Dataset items
------------------------

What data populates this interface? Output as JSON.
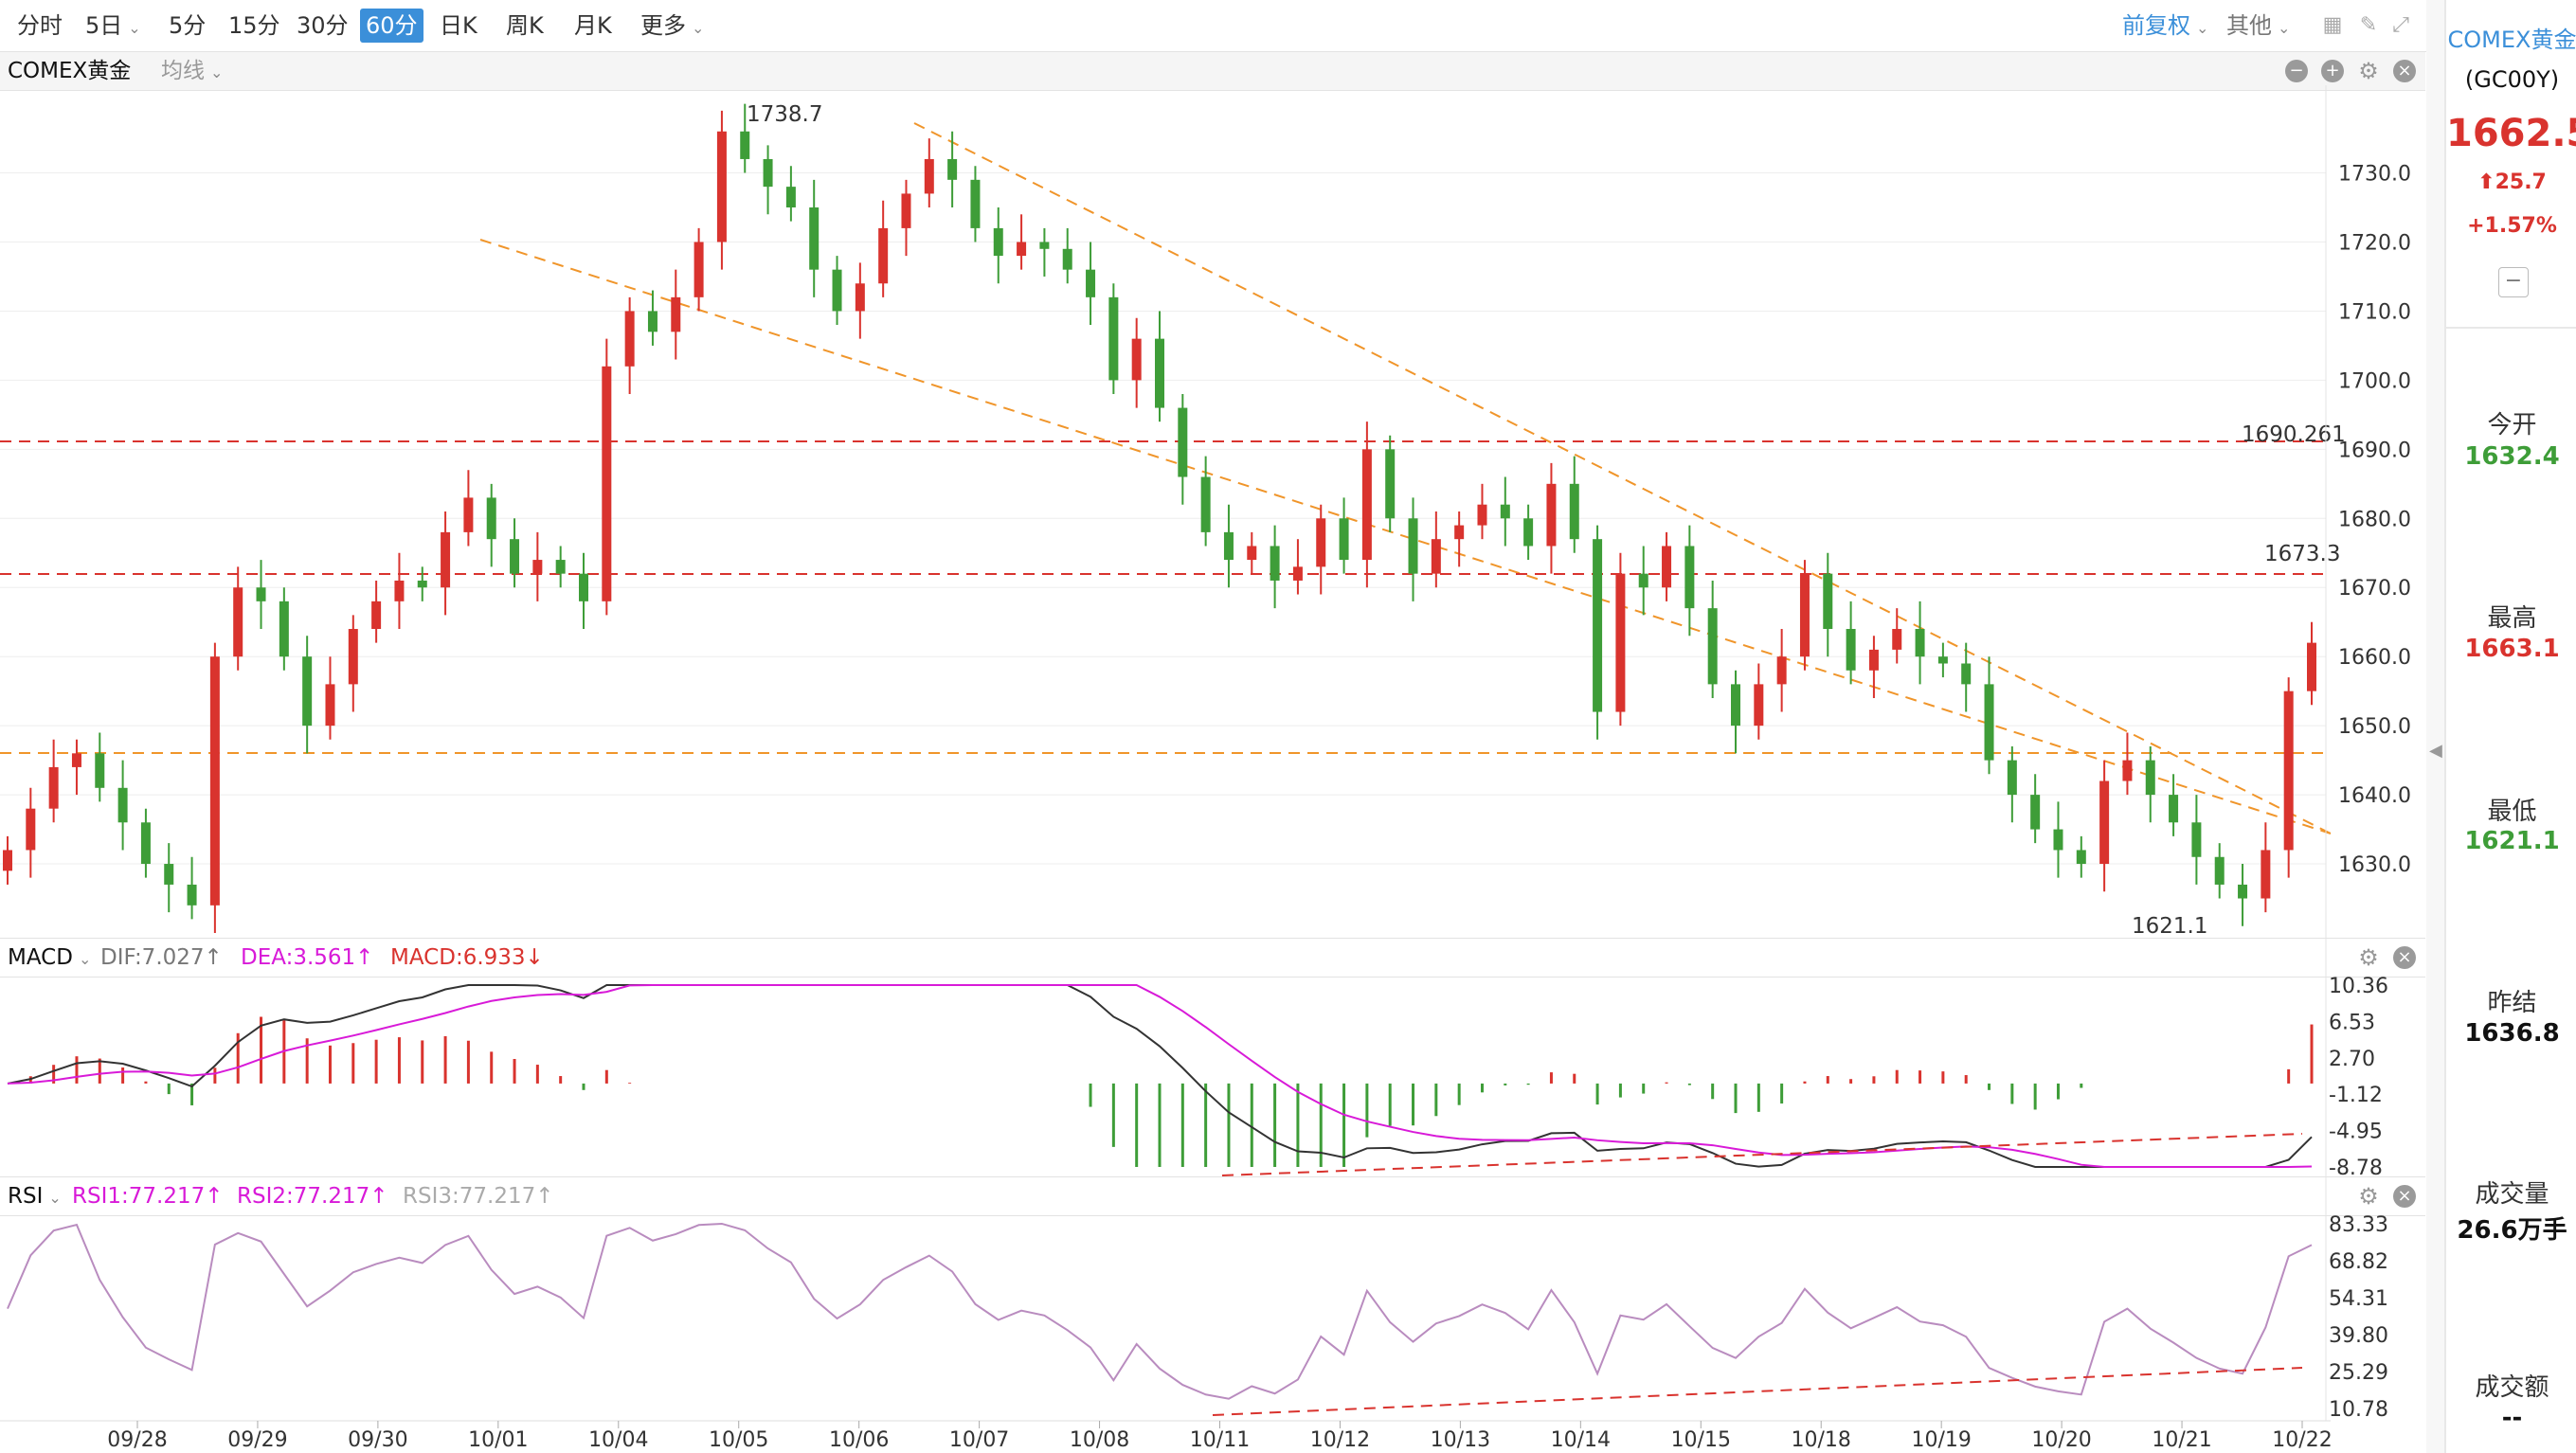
{
  "toolbar": {
    "periods": [
      "分时",
      "5日",
      "5分",
      "15分",
      "30分",
      "60分",
      "日K",
      "周K",
      "月K",
      "更多"
    ],
    "active_period": "60分",
    "right_adjust": "前复权",
    "right_other": "其他"
  },
  "main_panel": {
    "symbol": "COMEX黄金",
    "ma_label": "均线",
    "annotations": [
      "1738.7",
      "1621.1",
      "1690.261",
      "1673.3"
    ],
    "y_ticks": [
      "1730.0",
      "1720.0",
      "1710.0",
      "1700.0",
      "1690.0",
      "1680.0",
      "1670.0",
      "1660.0",
      "1650.0",
      "1640.0",
      "1630.0"
    ]
  },
  "macd_panel": {
    "name": "MACD",
    "dif": "DIF:7.027↑",
    "dea": "DEA:3.561↑",
    "macd": "MACD:6.933↓",
    "y_ticks": [
      "10.36",
      "6.53",
      "2.70",
      "-1.12",
      "-4.95",
      "-8.78"
    ]
  },
  "rsi_panel": {
    "name": "RSI",
    "rsi1": "RSI1:77.217↑",
    "rsi2": "RSI2:77.217↑",
    "rsi3": "RSI3:77.217↑",
    "y_ticks": [
      "83.33",
      "68.82",
      "54.31",
      "39.80",
      "25.29",
      "10.78"
    ]
  },
  "x_axis": [
    "09/28",
    "09/29",
    "09/30",
    "10/01",
    "10/04",
    "10/05",
    "10/06",
    "10/07",
    "10/08",
    "10/11",
    "10/12",
    "10/13",
    "10/14",
    "10/15",
    "10/18",
    "10/19",
    "10/20",
    "10/21",
    "10/22"
  ],
  "info": {
    "name": "COMEX黄金",
    "code": "(GC00Y)",
    "price": "1662.5",
    "change": "25.7",
    "change_pct": "+1.57%",
    "open_label": "今开",
    "open": "1632.4",
    "high_label": "最高",
    "high": "1663.1",
    "low_label": "最低",
    "low": "1621.1",
    "prev_label": "昨结",
    "prev": "1636.8",
    "vol_label": "成交量",
    "vol": "26.6万手",
    "amount_label": "成交额",
    "amount": "--"
  },
  "colors": {
    "up": "#d9332e",
    "down": "#3e9d38",
    "accent": "#3b8fd9",
    "dif": "#333333",
    "dea": "#d81ad8",
    "rsi": "#b98cbf",
    "channel": "#f0952a"
  },
  "chart_data": {
    "type": "candlestick",
    "title": "COMEX黄金 60分",
    "ylim": [
      1620,
      1742
    ],
    "key_levels": {
      "high": 1738.7,
      "low": 1621.1,
      "resistance_1": 1690.261,
      "resistance_2": 1673.3,
      "support": 1647
    },
    "closes": [
      1632,
      1638,
      1644,
      1646,
      1641,
      1636,
      1630,
      1627,
      1624,
      1660,
      1670,
      1668,
      1660,
      1650,
      1656,
      1664,
      1668,
      1671,
      1670,
      1678,
      1683,
      1677,
      1672,
      1674,
      1672,
      1668,
      1702,
      1710,
      1707,
      1712,
      1720,
      1736,
      1732,
      1728,
      1725,
      1716,
      1710,
      1714,
      1722,
      1727,
      1732,
      1729,
      1722,
      1718,
      1720,
      1719,
      1716,
      1712,
      1700,
      1706,
      1696,
      1686,
      1678,
      1674,
      1676,
      1671,
      1673,
      1680,
      1674,
      1690,
      1680,
      1672,
      1677,
      1679,
      1682,
      1680,
      1676,
      1685,
      1677,
      1652,
      1672,
      1670,
      1676,
      1667,
      1656,
      1650,
      1656,
      1660,
      1672,
      1664,
      1658,
      1661,
      1664,
      1660,
      1659,
      1656,
      1645,
      1640,
      1635,
      1632,
      1630,
      1642,
      1645,
      1640,
      1636,
      1631,
      1627,
      1625,
      1632,
      1655,
      1662
    ],
    "macd": {
      "dif_end": 7.027,
      "dea_end": 3.561,
      "macd_end": 6.933,
      "ylim": [
        -8.78,
        10.36
      ]
    },
    "rsi": {
      "rsi1_end": 77.217,
      "ylim": [
        10.78,
        83.33
      ]
    }
  }
}
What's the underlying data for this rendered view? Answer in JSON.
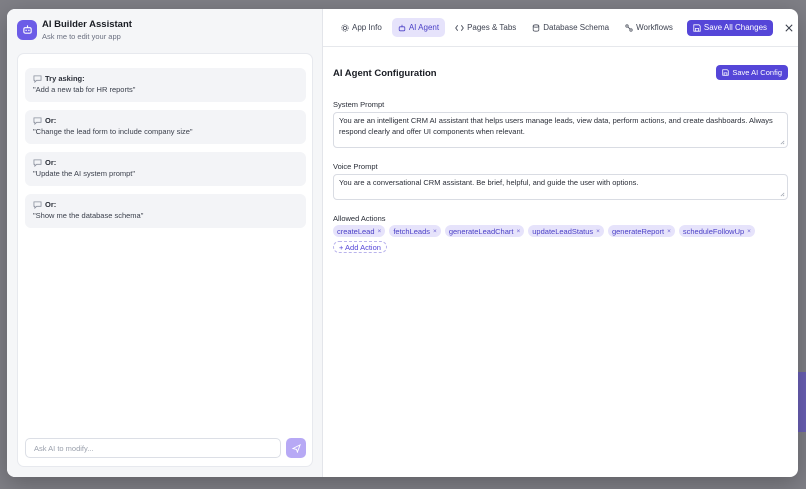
{
  "assistant": {
    "title": "AI Builder Assistant",
    "subtitle": "Ask me to edit your app",
    "suggestions": [
      {
        "label": "Try asking:",
        "text": "\"Add a new tab for HR reports\""
      },
      {
        "label": "Or:",
        "text": "\"Change the lead form to include company size\""
      },
      {
        "label": "Or:",
        "text": "\"Update the AI system prompt\""
      },
      {
        "label": "Or:",
        "text": "\"Show me the database schema\""
      }
    ],
    "input_placeholder": "Ask AI to modify..."
  },
  "tabs": [
    {
      "label": "App Info",
      "icon": "gear-icon",
      "active": false
    },
    {
      "label": "AI Agent",
      "icon": "bot-icon",
      "active": true
    },
    {
      "label": "Pages & Tabs",
      "icon": "code-icon",
      "active": false
    },
    {
      "label": "Database Schema",
      "icon": "database-icon",
      "active": false
    },
    {
      "label": "Workflows",
      "icon": "workflow-icon",
      "active": false
    }
  ],
  "save_all_label": "Save All Changes",
  "config": {
    "title": "AI Agent Configuration",
    "save_label": "Save AI Config",
    "system_prompt_label": "System Prompt",
    "system_prompt": "You are an intelligent CRM AI assistant that helps users manage leads, view data, perform actions, and create dashboards. Always respond clearly and offer UI components when relevant.",
    "voice_prompt_label": "Voice Prompt",
    "voice_prompt": "You are a conversational CRM assistant. Be brief, helpful, and guide the user with options.",
    "allowed_actions_label": "Allowed Actions",
    "allowed_actions": [
      "createLead",
      "fetchLeads",
      "generateLeadChart",
      "updateLeadStatus",
      "generateReport",
      "scheduleFollowUp"
    ],
    "add_action_label": "+ Add Action"
  },
  "colors": {
    "accent": "#5546d8",
    "accent_light": "#e6e3fb",
    "panel_bg": "#f5f6f8"
  }
}
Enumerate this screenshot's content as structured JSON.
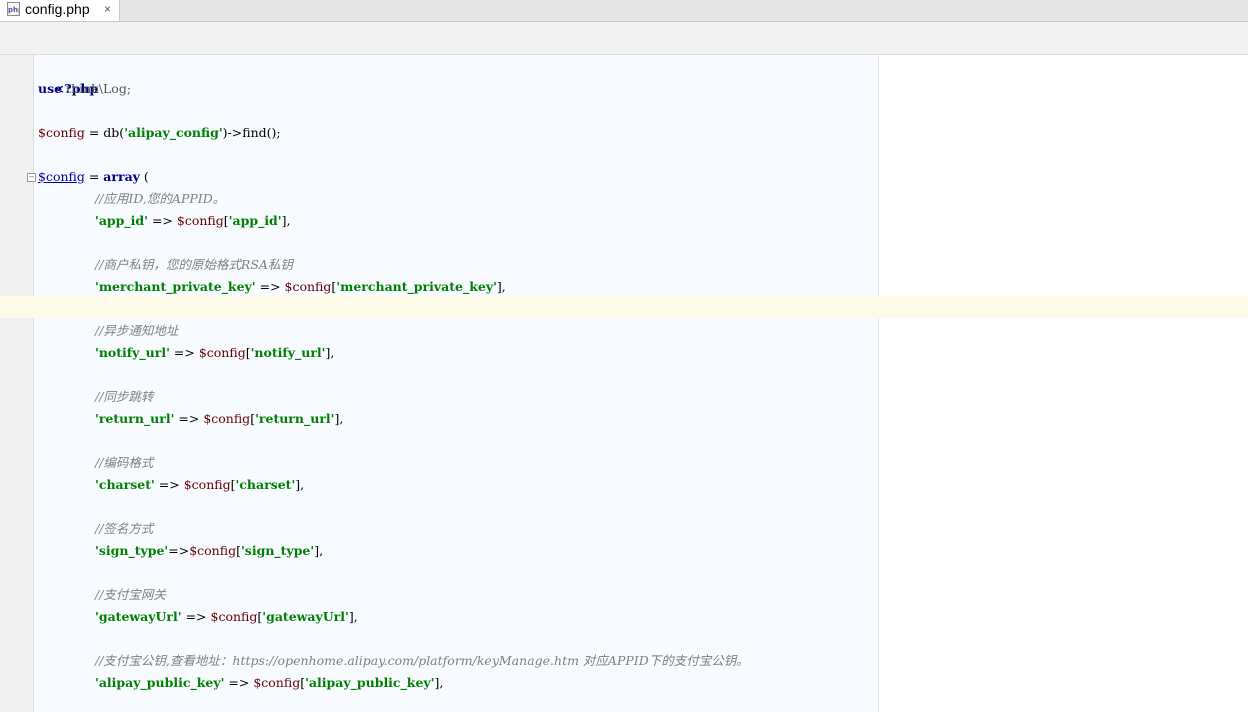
{
  "tab": {
    "icon_text": "php",
    "title": "config.php",
    "close": "×"
  },
  "code": {
    "l1_tag": "<?php",
    "l2_kw": "use",
    "l2_ns": "think\\Log;",
    "l4_var": "$config",
    "l4_a": " = db(",
    "l4_str": "'alipay_config'",
    "l4_b": ")->find();",
    "l6_var": "$config",
    "l6_a": " = ",
    "l6_kw": "array",
    "l6_b": " (",
    "entries": [
      {
        "comment": "//应用ID,您的APPID。",
        "key": "'app_id'",
        "sep": " => ",
        "var": "$config",
        "open": "[",
        "idx": "'app_id'",
        "close": "],"
      },
      {
        "comment": "//商户私钥，您的原始格式RSA私钥",
        "key": "'merchant_private_key'",
        "sep": " => ",
        "var": "$config",
        "open": "[",
        "idx": "'merchant_private_key'",
        "close": "],"
      },
      {
        "comment": "//异步通知地址",
        "key": "'notify_url'",
        "sep": " => ",
        "var": "$config",
        "open": "[",
        "idx": "'notify_url'",
        "close": "],"
      },
      {
        "comment": "//同步跳转",
        "key": "'return_url'",
        "sep": " => ",
        "var": "$config",
        "open": "[",
        "idx": "'return_url'",
        "close": "],"
      },
      {
        "comment": "//编码格式",
        "key": "'charset'",
        "sep": " => ",
        "var": "$config",
        "open": "[",
        "idx": "'charset'",
        "close": "],"
      },
      {
        "comment": "//签名方式",
        "key": "'sign_type'",
        "sep": "=>",
        "var": "$config",
        "open": "[",
        "idx": "'sign_type'",
        "close": "],"
      },
      {
        "comment": "//支付宝网关",
        "key": "'gatewayUrl'",
        "sep": " => ",
        "var": "$config",
        "open": "[",
        "idx": "'gatewayUrl'",
        "close": "],"
      },
      {
        "comment": "//支付宝公钥,查看地址：https://openhome.alipay.com/platform/keyManage.htm 对应APPID下的支付宝公钥。",
        "key": "'alipay_public_key'",
        "sep": " => ",
        "var": "$config",
        "open": "[",
        "idx": "'alipay_public_key'",
        "close": "],"
      }
    ]
  },
  "colors": {
    "keyword": "#000080",
    "string": "#008000",
    "variable": "#660000",
    "comment": "#808080",
    "caret_line": "#fdfbe8"
  }
}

------------------------

> **Your task**
Tally every line of the data that holds the word "comment" and write the count alone.

> **Exercise output**
9